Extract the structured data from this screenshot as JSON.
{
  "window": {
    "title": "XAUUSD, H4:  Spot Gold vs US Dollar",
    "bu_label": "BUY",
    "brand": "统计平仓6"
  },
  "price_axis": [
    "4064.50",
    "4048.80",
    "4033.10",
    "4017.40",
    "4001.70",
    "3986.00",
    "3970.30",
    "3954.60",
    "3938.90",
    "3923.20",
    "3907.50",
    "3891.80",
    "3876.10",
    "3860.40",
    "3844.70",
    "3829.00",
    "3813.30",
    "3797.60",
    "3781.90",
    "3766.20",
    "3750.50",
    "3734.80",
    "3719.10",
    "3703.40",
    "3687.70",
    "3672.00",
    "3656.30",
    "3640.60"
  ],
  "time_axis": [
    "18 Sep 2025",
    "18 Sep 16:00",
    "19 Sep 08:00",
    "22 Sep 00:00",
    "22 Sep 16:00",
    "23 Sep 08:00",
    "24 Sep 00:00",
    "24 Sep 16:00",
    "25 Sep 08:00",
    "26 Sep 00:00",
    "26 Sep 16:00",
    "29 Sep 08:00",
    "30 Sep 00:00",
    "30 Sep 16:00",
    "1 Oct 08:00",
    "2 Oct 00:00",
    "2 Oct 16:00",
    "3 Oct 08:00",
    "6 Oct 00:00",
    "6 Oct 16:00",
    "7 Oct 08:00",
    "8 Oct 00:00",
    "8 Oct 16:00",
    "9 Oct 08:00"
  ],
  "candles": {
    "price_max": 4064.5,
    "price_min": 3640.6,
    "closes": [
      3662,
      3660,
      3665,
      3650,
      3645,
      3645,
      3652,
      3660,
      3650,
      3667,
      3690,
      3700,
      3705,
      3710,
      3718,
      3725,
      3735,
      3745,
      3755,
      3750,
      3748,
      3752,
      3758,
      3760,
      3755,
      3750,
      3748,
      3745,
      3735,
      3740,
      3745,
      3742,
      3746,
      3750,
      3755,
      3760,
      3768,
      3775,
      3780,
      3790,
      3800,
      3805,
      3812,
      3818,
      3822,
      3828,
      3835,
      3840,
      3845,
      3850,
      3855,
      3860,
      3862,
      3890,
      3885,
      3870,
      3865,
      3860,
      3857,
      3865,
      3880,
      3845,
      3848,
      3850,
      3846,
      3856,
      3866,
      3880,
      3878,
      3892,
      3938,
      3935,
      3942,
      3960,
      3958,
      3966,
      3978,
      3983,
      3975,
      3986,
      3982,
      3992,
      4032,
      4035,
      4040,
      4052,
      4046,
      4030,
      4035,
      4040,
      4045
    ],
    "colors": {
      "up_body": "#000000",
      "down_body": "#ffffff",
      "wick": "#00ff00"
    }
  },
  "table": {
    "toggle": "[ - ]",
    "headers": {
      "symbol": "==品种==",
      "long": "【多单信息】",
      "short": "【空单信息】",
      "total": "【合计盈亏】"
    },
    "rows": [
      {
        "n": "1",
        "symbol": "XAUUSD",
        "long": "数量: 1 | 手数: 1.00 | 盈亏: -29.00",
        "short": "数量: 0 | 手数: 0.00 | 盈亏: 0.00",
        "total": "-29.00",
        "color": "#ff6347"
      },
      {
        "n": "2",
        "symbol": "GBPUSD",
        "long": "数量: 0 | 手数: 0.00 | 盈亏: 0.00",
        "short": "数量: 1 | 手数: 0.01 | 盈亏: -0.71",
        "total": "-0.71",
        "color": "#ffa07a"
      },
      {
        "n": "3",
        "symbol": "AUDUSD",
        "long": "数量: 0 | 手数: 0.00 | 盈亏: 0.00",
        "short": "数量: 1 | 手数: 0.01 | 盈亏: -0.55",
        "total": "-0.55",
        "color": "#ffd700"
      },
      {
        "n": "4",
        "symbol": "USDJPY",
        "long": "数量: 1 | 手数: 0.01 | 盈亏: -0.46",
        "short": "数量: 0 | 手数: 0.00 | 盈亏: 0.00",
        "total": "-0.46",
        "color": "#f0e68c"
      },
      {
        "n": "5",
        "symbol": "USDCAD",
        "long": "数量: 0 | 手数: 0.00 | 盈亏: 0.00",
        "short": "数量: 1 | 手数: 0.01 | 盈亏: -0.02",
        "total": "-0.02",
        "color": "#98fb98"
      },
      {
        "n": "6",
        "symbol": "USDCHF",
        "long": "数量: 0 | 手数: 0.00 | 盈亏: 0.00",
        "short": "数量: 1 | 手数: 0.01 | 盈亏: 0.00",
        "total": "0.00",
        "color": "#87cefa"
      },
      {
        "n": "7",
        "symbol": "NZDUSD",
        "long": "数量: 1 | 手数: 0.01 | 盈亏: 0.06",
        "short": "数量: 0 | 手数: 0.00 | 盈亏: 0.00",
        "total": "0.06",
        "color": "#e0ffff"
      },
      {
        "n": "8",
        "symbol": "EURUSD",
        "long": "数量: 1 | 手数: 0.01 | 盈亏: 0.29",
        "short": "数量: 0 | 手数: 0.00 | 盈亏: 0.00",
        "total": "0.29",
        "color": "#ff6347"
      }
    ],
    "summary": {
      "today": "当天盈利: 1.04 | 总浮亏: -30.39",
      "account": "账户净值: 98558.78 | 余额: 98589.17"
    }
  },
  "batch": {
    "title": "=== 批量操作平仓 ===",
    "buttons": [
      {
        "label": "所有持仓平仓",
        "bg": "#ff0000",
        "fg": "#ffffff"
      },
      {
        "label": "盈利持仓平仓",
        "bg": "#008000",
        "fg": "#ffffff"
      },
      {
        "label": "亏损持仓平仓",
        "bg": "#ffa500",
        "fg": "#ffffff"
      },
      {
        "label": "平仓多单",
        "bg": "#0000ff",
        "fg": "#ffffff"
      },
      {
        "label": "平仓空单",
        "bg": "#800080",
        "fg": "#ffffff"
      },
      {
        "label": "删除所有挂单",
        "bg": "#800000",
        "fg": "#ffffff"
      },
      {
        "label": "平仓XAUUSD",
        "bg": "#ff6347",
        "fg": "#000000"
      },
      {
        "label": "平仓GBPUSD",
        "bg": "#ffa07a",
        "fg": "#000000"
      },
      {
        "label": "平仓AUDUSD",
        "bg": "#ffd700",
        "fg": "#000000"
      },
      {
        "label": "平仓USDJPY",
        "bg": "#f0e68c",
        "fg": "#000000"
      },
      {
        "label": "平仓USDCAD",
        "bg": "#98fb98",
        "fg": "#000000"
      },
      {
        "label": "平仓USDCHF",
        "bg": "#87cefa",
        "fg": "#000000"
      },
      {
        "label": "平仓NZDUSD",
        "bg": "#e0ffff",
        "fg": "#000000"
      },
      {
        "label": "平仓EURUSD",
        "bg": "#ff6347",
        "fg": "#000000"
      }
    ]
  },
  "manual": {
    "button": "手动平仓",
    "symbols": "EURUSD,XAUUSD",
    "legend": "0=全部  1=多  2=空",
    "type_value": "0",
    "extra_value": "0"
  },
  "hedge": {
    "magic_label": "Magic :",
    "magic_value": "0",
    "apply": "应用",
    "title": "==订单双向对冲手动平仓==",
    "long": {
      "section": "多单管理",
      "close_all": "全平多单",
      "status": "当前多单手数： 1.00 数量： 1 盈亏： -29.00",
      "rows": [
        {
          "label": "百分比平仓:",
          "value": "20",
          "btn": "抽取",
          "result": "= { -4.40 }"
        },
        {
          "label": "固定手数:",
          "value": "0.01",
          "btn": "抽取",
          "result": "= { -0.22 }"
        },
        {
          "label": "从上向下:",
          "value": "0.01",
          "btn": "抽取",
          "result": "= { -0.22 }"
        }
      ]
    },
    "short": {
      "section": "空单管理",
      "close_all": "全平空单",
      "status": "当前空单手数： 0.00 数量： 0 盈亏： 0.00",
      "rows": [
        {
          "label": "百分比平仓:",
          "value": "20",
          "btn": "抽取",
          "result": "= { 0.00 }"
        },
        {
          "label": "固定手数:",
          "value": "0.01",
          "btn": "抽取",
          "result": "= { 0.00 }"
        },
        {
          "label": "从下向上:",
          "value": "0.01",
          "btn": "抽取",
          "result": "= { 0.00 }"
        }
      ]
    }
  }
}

______________________________

Gather from the data above every line with the string "status".

Response for this exercise:
      "status": "当前多单手数： 1.00 数量： 1 盈亏： -29.00",
      "status": "当前空单手数： 0.00 数量： 0 盈亏： 0.00",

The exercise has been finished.